PROBLEM REQUIREMENTS - Return only the final portion of the entries: the line with "Extract all readable text from this page." and every line after it, each one exact.

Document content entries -

■ ■ ■

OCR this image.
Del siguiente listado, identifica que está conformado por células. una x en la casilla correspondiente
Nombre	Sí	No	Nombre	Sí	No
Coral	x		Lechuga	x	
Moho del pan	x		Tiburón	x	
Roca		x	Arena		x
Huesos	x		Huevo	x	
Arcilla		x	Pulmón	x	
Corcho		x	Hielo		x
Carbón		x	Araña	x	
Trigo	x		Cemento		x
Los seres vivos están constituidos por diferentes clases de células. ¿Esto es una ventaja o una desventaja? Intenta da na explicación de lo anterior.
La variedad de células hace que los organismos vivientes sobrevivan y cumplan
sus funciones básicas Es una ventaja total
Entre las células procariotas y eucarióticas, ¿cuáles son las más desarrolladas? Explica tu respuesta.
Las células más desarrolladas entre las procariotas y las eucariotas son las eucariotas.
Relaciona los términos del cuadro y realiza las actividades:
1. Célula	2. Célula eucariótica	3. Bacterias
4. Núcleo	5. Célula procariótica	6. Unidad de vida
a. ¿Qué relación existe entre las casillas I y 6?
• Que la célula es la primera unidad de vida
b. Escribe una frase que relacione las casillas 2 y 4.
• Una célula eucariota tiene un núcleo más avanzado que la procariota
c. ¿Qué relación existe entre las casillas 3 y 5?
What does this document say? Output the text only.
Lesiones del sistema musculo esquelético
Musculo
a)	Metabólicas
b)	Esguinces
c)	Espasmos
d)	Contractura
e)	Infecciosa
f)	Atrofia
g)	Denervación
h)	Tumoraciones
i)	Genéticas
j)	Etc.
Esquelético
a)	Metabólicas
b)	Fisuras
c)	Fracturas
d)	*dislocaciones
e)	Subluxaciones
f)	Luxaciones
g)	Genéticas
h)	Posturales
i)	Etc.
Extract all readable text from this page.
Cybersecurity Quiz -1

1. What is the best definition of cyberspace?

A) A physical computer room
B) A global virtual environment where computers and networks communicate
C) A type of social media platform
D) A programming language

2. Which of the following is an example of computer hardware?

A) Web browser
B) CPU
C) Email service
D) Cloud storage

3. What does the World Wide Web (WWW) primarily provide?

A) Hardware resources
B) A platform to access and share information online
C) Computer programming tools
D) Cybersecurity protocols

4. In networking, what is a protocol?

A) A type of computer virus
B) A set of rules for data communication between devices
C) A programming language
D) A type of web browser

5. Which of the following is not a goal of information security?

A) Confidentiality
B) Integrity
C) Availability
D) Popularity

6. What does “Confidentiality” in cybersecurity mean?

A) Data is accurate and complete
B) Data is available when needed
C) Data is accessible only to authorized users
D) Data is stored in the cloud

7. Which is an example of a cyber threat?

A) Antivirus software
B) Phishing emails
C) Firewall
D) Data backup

■ ■ ■

RESPONSE TO THIS EXERCISE -
Extract all readable text from this page.
Cybersecurity Quiz -1

1. What is the best definition of cyberspace?

A) A physical computer room
B) A global virtual environment where computers and networks communicate
C) A type of social media platform
D) A programming language

2. Which of the following is an example of computer hardware?

A) Web browser
B) CPU
C) Email service
D) Cloud storage

3. What does the World Wide Web (WWW) primarily provide?

A) Hardware resources
B) A platform to access and share information online
C) Computer programming tools
D) Cybersecurity protocols

4. In networking, what is a protocol?

A) A type of computer virus
B) A set of rules for data communication between devices
C) A programming language
D) A type of web browser

5. Which of the following is not a goal of information security?

A) Confidentiality
B) Integrity
C) Availability
D) Popularity

6. What does “Confidentiality” in cybersecurity mean?

A) Data is accurate and complete
B) Data is available when needed
C) Data is accessible only to authorized users
D) Data is stored in the cloud

7. Which is an example of a cyber threat?

A) Antivirus software
B) Phishing emails
C) Firewall
D) Data backup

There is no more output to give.